- [Task to carry out]
Copy out all the rows below word for word, leaving out the pictures.

Image element box rows:
----------------

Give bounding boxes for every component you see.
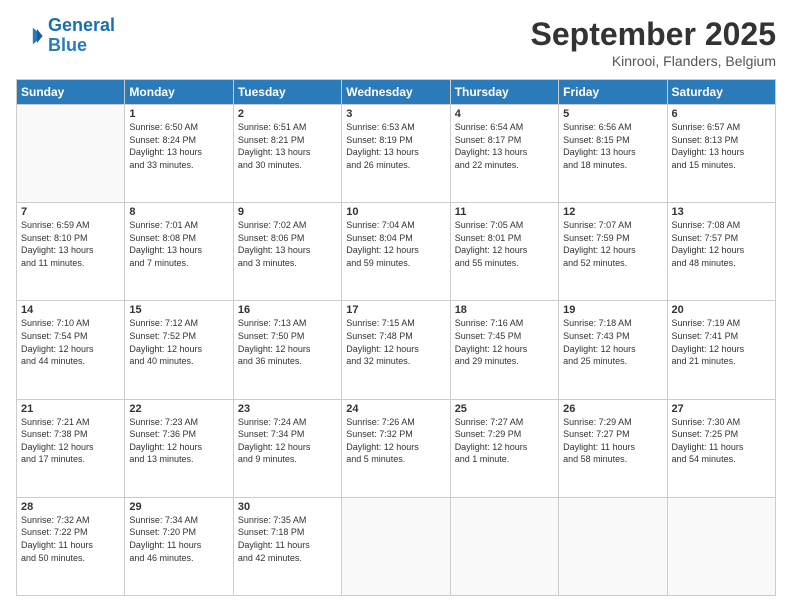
col-sunday: Sunday bbox=[17, 80, 125, 105]
title-block: September 2025 Kinrooi, Flanders, Belgiu… bbox=[531, 16, 776, 69]
table-row: 22Sunrise: 7:23 AMSunset: 7:36 PMDayligh… bbox=[125, 399, 233, 497]
page: General Blue September 2025 Kinrooi, Fla… bbox=[0, 0, 792, 612]
col-monday: Monday bbox=[125, 80, 233, 105]
table-row: 27Sunrise: 7:30 AMSunset: 7:25 PMDayligh… bbox=[667, 399, 775, 497]
col-thursday: Thursday bbox=[450, 80, 558, 105]
table-row: 8Sunrise: 7:01 AMSunset: 8:08 PMDaylight… bbox=[125, 203, 233, 301]
table-row: 9Sunrise: 7:02 AMSunset: 8:06 PMDaylight… bbox=[233, 203, 341, 301]
table-row bbox=[667, 497, 775, 595]
table-row bbox=[559, 497, 667, 595]
calendar-week-row: 21Sunrise: 7:21 AMSunset: 7:38 PMDayligh… bbox=[17, 399, 776, 497]
calendar-week-row: 1Sunrise: 6:50 AMSunset: 8:24 PMDaylight… bbox=[17, 105, 776, 203]
table-row: 1Sunrise: 6:50 AMSunset: 8:24 PMDaylight… bbox=[125, 105, 233, 203]
table-row: 26Sunrise: 7:29 AMSunset: 7:27 PMDayligh… bbox=[559, 399, 667, 497]
col-saturday: Saturday bbox=[667, 80, 775, 105]
table-row bbox=[17, 105, 125, 203]
table-row: 7Sunrise: 6:59 AMSunset: 8:10 PMDaylight… bbox=[17, 203, 125, 301]
table-row: 21Sunrise: 7:21 AMSunset: 7:38 PMDayligh… bbox=[17, 399, 125, 497]
table-row: 29Sunrise: 7:34 AMSunset: 7:20 PMDayligh… bbox=[125, 497, 233, 595]
logo-text: General Blue bbox=[48, 16, 115, 56]
table-row: 16Sunrise: 7:13 AMSunset: 7:50 PMDayligh… bbox=[233, 301, 341, 399]
location: Kinrooi, Flanders, Belgium bbox=[531, 53, 776, 69]
table-row: 4Sunrise: 6:54 AMSunset: 8:17 PMDaylight… bbox=[450, 105, 558, 203]
table-row: 23Sunrise: 7:24 AMSunset: 7:34 PMDayligh… bbox=[233, 399, 341, 497]
col-wednesday: Wednesday bbox=[342, 80, 450, 105]
table-row: 19Sunrise: 7:18 AMSunset: 7:43 PMDayligh… bbox=[559, 301, 667, 399]
table-row: 17Sunrise: 7:15 AMSunset: 7:48 PMDayligh… bbox=[342, 301, 450, 399]
table-row bbox=[342, 497, 450, 595]
table-row: 28Sunrise: 7:32 AMSunset: 7:22 PMDayligh… bbox=[17, 497, 125, 595]
table-row: 2Sunrise: 6:51 AMSunset: 8:21 PMDaylight… bbox=[233, 105, 341, 203]
logo: General Blue bbox=[16, 16, 115, 56]
table-row: 3Sunrise: 6:53 AMSunset: 8:19 PMDaylight… bbox=[342, 105, 450, 203]
table-row bbox=[450, 497, 558, 595]
calendar-week-row: 14Sunrise: 7:10 AMSunset: 7:54 PMDayligh… bbox=[17, 301, 776, 399]
table-row: 24Sunrise: 7:26 AMSunset: 7:32 PMDayligh… bbox=[342, 399, 450, 497]
table-row: 14Sunrise: 7:10 AMSunset: 7:54 PMDayligh… bbox=[17, 301, 125, 399]
table-row: 12Sunrise: 7:07 AMSunset: 7:59 PMDayligh… bbox=[559, 203, 667, 301]
calendar-week-row: 7Sunrise: 6:59 AMSunset: 8:10 PMDaylight… bbox=[17, 203, 776, 301]
table-row: 5Sunrise: 6:56 AMSunset: 8:15 PMDaylight… bbox=[559, 105, 667, 203]
table-row: 30Sunrise: 7:35 AMSunset: 7:18 PMDayligh… bbox=[233, 497, 341, 595]
table-row: 20Sunrise: 7:19 AMSunset: 7:41 PMDayligh… bbox=[667, 301, 775, 399]
table-row: 13Sunrise: 7:08 AMSunset: 7:57 PMDayligh… bbox=[667, 203, 775, 301]
logo-icon bbox=[16, 22, 44, 50]
calendar-week-row: 28Sunrise: 7:32 AMSunset: 7:22 PMDayligh… bbox=[17, 497, 776, 595]
table-row: 10Sunrise: 7:04 AMSunset: 8:04 PMDayligh… bbox=[342, 203, 450, 301]
calendar-header-row: Sunday Monday Tuesday Wednesday Thursday… bbox=[17, 80, 776, 105]
header: General Blue September 2025 Kinrooi, Fla… bbox=[16, 16, 776, 69]
table-row: 18Sunrise: 7:16 AMSunset: 7:45 PMDayligh… bbox=[450, 301, 558, 399]
table-row: 11Sunrise: 7:05 AMSunset: 8:01 PMDayligh… bbox=[450, 203, 558, 301]
col-tuesday: Tuesday bbox=[233, 80, 341, 105]
col-friday: Friday bbox=[559, 80, 667, 105]
month-title: September 2025 bbox=[531, 16, 776, 53]
table-row: 15Sunrise: 7:12 AMSunset: 7:52 PMDayligh… bbox=[125, 301, 233, 399]
calendar-table: Sunday Monday Tuesday Wednesday Thursday… bbox=[16, 79, 776, 596]
table-row: 6Sunrise: 6:57 AMSunset: 8:13 PMDaylight… bbox=[667, 105, 775, 203]
table-row: 25Sunrise: 7:27 AMSunset: 7:29 PMDayligh… bbox=[450, 399, 558, 497]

----------------

- [Exercise solution]
Give bounding boxes for every component you see.
col-sunday: Sunday bbox=[17, 80, 125, 105]
title-block: September 2025 Kinrooi, Flanders, Belgiu… bbox=[531, 16, 776, 69]
table-row: 22Sunrise: 7:23 AMSunset: 7:36 PMDayligh… bbox=[125, 399, 233, 497]
page: General Blue September 2025 Kinrooi, Fla… bbox=[0, 0, 792, 612]
col-monday: Monday bbox=[125, 80, 233, 105]
table-row: 27Sunrise: 7:30 AMSunset: 7:25 PMDayligh… bbox=[667, 399, 775, 497]
col-thursday: Thursday bbox=[450, 80, 558, 105]
table-row: 8Sunrise: 7:01 AMSunset: 8:08 PMDaylight… bbox=[125, 203, 233, 301]
table-row: 9Sunrise: 7:02 AMSunset: 8:06 PMDaylight… bbox=[233, 203, 341, 301]
table-row bbox=[667, 497, 775, 595]
table-row bbox=[559, 497, 667, 595]
calendar-week-row: 21Sunrise: 7:21 AMSunset: 7:38 PMDayligh… bbox=[17, 399, 776, 497]
calendar-week-row: 1Sunrise: 6:50 AMSunset: 8:24 PMDaylight… bbox=[17, 105, 776, 203]
table-row: 1Sunrise: 6:50 AMSunset: 8:24 PMDaylight… bbox=[125, 105, 233, 203]
table-row: 26Sunrise: 7:29 AMSunset: 7:27 PMDayligh… bbox=[559, 399, 667, 497]
col-saturday: Saturday bbox=[667, 80, 775, 105]
table-row bbox=[17, 105, 125, 203]
table-row: 7Sunrise: 6:59 AMSunset: 8:10 PMDaylight… bbox=[17, 203, 125, 301]
table-row: 21Sunrise: 7:21 AMSunset: 7:38 PMDayligh… bbox=[17, 399, 125, 497]
table-row: 29Sunrise: 7:34 AMSunset: 7:20 PMDayligh… bbox=[125, 497, 233, 595]
logo-text: General Blue bbox=[48, 16, 115, 56]
table-row: 16Sunrise: 7:13 AMSunset: 7:50 PMDayligh… bbox=[233, 301, 341, 399]
location: Kinrooi, Flanders, Belgium bbox=[531, 53, 776, 69]
table-row: 4Sunrise: 6:54 AMSunset: 8:17 PMDaylight… bbox=[450, 105, 558, 203]
table-row: 23Sunrise: 7:24 AMSunset: 7:34 PMDayligh… bbox=[233, 399, 341, 497]
col-wednesday: Wednesday bbox=[342, 80, 450, 105]
table-row: 19Sunrise: 7:18 AMSunset: 7:43 PMDayligh… bbox=[559, 301, 667, 399]
table-row: 17Sunrise: 7:15 AMSunset: 7:48 PMDayligh… bbox=[342, 301, 450, 399]
table-row bbox=[342, 497, 450, 595]
table-row: 28Sunrise: 7:32 AMSunset: 7:22 PMDayligh… bbox=[17, 497, 125, 595]
table-row: 2Sunrise: 6:51 AMSunset: 8:21 PMDaylight… bbox=[233, 105, 341, 203]
logo: General Blue bbox=[16, 16, 115, 56]
table-row: 3Sunrise: 6:53 AMSunset: 8:19 PMDaylight… bbox=[342, 105, 450, 203]
table-row bbox=[450, 497, 558, 595]
calendar-week-row: 14Sunrise: 7:10 AMSunset: 7:54 PMDayligh… bbox=[17, 301, 776, 399]
table-row: 24Sunrise: 7:26 AMSunset: 7:32 PMDayligh… bbox=[342, 399, 450, 497]
table-row: 14Sunrise: 7:10 AMSunset: 7:54 PMDayligh… bbox=[17, 301, 125, 399]
table-row: 12Sunrise: 7:07 AMSunset: 7:59 PMDayligh… bbox=[559, 203, 667, 301]
calendar-week-row: 7Sunrise: 6:59 AMSunset: 8:10 PMDaylight… bbox=[17, 203, 776, 301]
table-row: 5Sunrise: 6:56 AMSunset: 8:15 PMDaylight… bbox=[559, 105, 667, 203]
table-row: 30Sunrise: 7:35 AMSunset: 7:18 PMDayligh… bbox=[233, 497, 341, 595]
table-row: 20Sunrise: 7:19 AMSunset: 7:41 PMDayligh… bbox=[667, 301, 775, 399]
table-row: 13Sunrise: 7:08 AMSunset: 7:57 PMDayligh… bbox=[667, 203, 775, 301]
logo-icon bbox=[16, 22, 44, 50]
calendar-week-row: 28Sunrise: 7:32 AMSunset: 7:22 PMDayligh… bbox=[17, 497, 776, 595]
table-row: 10Sunrise: 7:04 AMSunset: 8:04 PMDayligh… bbox=[342, 203, 450, 301]
calendar-header-row: Sunday Monday Tuesday Wednesday Thursday… bbox=[17, 80, 776, 105]
header: General Blue September 2025 Kinrooi, Fla… bbox=[16, 16, 776, 69]
table-row: 18Sunrise: 7:16 AMSunset: 7:45 PMDayligh… bbox=[450, 301, 558, 399]
table-row: 11Sunrise: 7:05 AMSunset: 8:01 PMDayligh… bbox=[450, 203, 558, 301]
col-tuesday: Tuesday bbox=[233, 80, 341, 105]
col-friday: Friday bbox=[559, 80, 667, 105]
month-title: September 2025 bbox=[531, 16, 776, 53]
table-row: 15Sunrise: 7:12 AMSunset: 7:52 PMDayligh… bbox=[125, 301, 233, 399]
calendar-table: Sunday Monday Tuesday Wednesday Thursday… bbox=[16, 79, 776, 596]
table-row: 6Sunrise: 6:57 AMSunset: 8:13 PMDaylight… bbox=[667, 105, 775, 203]
table-row: 25Sunrise: 7:27 AMSunset: 7:29 PMDayligh… bbox=[450, 399, 558, 497]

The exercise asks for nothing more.